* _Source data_
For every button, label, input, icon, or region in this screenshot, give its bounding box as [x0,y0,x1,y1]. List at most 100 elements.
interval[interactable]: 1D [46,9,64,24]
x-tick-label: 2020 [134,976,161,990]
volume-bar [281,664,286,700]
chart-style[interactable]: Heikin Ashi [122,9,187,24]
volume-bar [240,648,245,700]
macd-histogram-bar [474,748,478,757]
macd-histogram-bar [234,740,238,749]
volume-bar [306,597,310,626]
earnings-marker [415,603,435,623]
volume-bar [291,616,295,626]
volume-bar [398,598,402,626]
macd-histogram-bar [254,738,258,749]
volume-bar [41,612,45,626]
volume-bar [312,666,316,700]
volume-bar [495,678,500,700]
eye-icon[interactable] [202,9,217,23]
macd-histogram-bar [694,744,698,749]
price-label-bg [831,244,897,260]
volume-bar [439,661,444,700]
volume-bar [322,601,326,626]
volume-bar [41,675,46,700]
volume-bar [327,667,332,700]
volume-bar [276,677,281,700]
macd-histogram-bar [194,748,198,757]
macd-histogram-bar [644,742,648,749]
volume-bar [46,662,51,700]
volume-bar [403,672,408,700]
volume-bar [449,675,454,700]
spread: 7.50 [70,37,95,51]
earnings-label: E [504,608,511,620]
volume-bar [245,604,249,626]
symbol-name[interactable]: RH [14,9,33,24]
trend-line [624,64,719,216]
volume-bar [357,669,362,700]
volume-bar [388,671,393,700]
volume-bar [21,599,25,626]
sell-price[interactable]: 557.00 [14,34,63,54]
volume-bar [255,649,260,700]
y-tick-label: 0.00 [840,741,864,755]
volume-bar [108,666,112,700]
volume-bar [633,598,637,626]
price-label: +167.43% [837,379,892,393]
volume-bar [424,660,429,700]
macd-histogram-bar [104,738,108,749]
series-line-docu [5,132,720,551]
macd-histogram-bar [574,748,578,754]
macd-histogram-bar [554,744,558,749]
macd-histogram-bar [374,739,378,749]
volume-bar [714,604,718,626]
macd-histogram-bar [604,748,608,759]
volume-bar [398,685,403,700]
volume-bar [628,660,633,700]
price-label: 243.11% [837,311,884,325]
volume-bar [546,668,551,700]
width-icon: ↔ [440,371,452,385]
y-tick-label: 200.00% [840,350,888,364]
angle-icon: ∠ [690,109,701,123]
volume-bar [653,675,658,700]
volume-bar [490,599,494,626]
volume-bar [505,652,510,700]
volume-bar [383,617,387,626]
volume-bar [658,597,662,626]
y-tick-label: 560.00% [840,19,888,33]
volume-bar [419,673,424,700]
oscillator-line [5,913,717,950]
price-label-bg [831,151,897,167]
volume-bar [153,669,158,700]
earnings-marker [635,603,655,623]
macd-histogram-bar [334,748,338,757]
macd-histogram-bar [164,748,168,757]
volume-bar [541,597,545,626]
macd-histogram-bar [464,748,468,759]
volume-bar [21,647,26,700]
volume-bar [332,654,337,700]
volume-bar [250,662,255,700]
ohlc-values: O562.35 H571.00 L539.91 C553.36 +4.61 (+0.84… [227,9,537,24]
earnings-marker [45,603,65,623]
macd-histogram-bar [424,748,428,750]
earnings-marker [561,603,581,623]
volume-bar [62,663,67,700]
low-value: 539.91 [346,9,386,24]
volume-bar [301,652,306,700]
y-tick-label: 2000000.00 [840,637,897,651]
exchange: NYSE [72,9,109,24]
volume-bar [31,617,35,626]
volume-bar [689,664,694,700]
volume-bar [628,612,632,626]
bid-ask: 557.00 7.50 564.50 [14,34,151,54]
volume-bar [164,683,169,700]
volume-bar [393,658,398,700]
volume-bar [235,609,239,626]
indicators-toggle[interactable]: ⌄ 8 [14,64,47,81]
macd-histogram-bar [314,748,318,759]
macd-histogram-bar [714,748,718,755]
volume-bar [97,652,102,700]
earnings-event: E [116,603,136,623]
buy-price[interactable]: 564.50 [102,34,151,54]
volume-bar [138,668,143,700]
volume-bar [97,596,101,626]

* _YOUR GOAL_
Reproduce all of the entries above line for line, without changing anything.

* _RIGHT ANSWER_
For every button, label, input, icon, or region in this screenshot, give its bounding box as [x0,y0,x1,y1]. List at most 100 elements.
interval[interactable]: 1D [46,9,64,24]
x-tick-label: 2020 [134,976,161,990]
volume-bar [281,664,286,700]
chart-style[interactable]: Heikin Ashi [122,9,187,24]
volume-bar [240,648,245,700]
macd-histogram-bar [474,748,478,757]
macd-histogram-bar [234,740,238,749]
volume-bar [306,597,310,626]
earnings-marker [415,603,435,623]
volume-bar [291,616,295,626]
volume-bar [398,598,402,626]
macd-histogram-bar [254,738,258,749]
volume-bar [41,612,45,626]
volume-bar [312,666,316,700]
volume-bar [495,678,500,700]
eye-icon[interactable] [202,9,217,23]
macd-histogram-bar [694,744,698,749]
price-label-bg [831,244,897,260]
volume-bar [439,661,444,700]
volume-bar [322,601,326,626]
volume-bar [41,675,46,700]
volume-bar [327,667,332,700]
volume-bar [276,677,281,700]
macd-histogram-bar [194,748,198,757]
macd-histogram-bar [644,742,648,749]
volume-bar [46,662,51,700]
volume-bar [403,672,408,700]
volume-bar [449,675,454,700]
spread: 7.50 [70,37,95,51]
earnings-label: E [504,608,511,620]
volume-bar [245,604,249,626]
symbol-name[interactable]: RH [14,9,33,24]
trend-line [624,64,719,216]
volume-bar [357,669,362,700]
volume-bar [388,671,393,700]
volume-bar [21,599,25,626]
sell-price[interactable]: 557.00 [14,34,63,54]
volume-bar [255,649,260,700]
y-tick-label: 0.00 [840,741,864,755]
volume-bar [108,666,112,700]
volume-bar [633,598,637,626]
price-label: +167.43% [837,379,892,393]
volume-bar [424,660,429,700]
macd-histogram-bar [104,738,108,749]
series-line-docu [5,132,720,551]
macd-histogram-bar [574,748,578,754]
macd-histogram-bar [554,744,558,749]
macd-histogram-bar [374,739,378,749]
volume-bar [714,604,718,626]
macd-histogram-bar [604,748,608,759]
volume-bar [398,685,403,700]
volume-bar [628,660,633,700]
price-label: 243.11% [837,311,884,325]
volume-bar [546,668,551,700]
width-icon: ↔ [440,371,452,385]
y-tick-label: 200.00% [840,350,888,364]
angle-icon: ∠ [690,109,701,123]
volume-bar [653,675,658,700]
volume-bar [490,599,494,626]
volume-bar [505,652,510,700]
volume-bar [383,617,387,626]
volume-bar [658,597,662,626]
y-tick-label: 560.00% [840,19,888,33]
volume-bar [419,673,424,700]
oscillator-line [5,913,717,950]
price-label-bg [831,151,897,167]
volume-bar [153,669,158,700]
earnings-marker [635,603,655,623]
macd-histogram-bar [334,748,338,757]
macd-histogram-bar [164,748,168,757]
volume-bar [541,597,545,626]
macd-histogram-bar [464,748,468,759]
volume-bar [21,647,26,700]
volume-bar [332,654,337,700]
volume-bar [250,662,255,700]
ohlc-values: O562.35 H571.00 L539.91 C553.36 +4.61 (+0.84… [227,9,537,24]
earnings-marker [45,603,65,623]
macd-histogram-bar [424,748,428,750]
earnings-marker [561,603,581,623]
volume-bar [62,663,67,700]
low-value: 539.91 [346,9,386,24]
volume-bar [301,652,306,700]
y-tick-label: 2000000.00 [840,637,897,651]
exchange: NYSE [72,9,109,24]
volume-bar [31,617,35,626]
volume-bar [689,664,694,700]
volume-bar [628,612,632,626]
bid-ask: 557.00 7.50 564.50 [14,34,151,54]
volume-bar [164,683,169,700]
volume-bar [393,658,398,700]
volume-bar [235,609,239,626]
indicators-toggle[interactable]: ⌄ 8 [14,64,47,81]
macd-histogram-bar [314,748,318,759]
macd-histogram-bar [714,748,718,755]
volume-bar [97,652,102,700]
earnings-event: E [116,603,136,623]
buy-price[interactable]: 564.50 [102,34,151,54]
volume-bar [138,668,143,700]
volume-bar [97,596,101,626]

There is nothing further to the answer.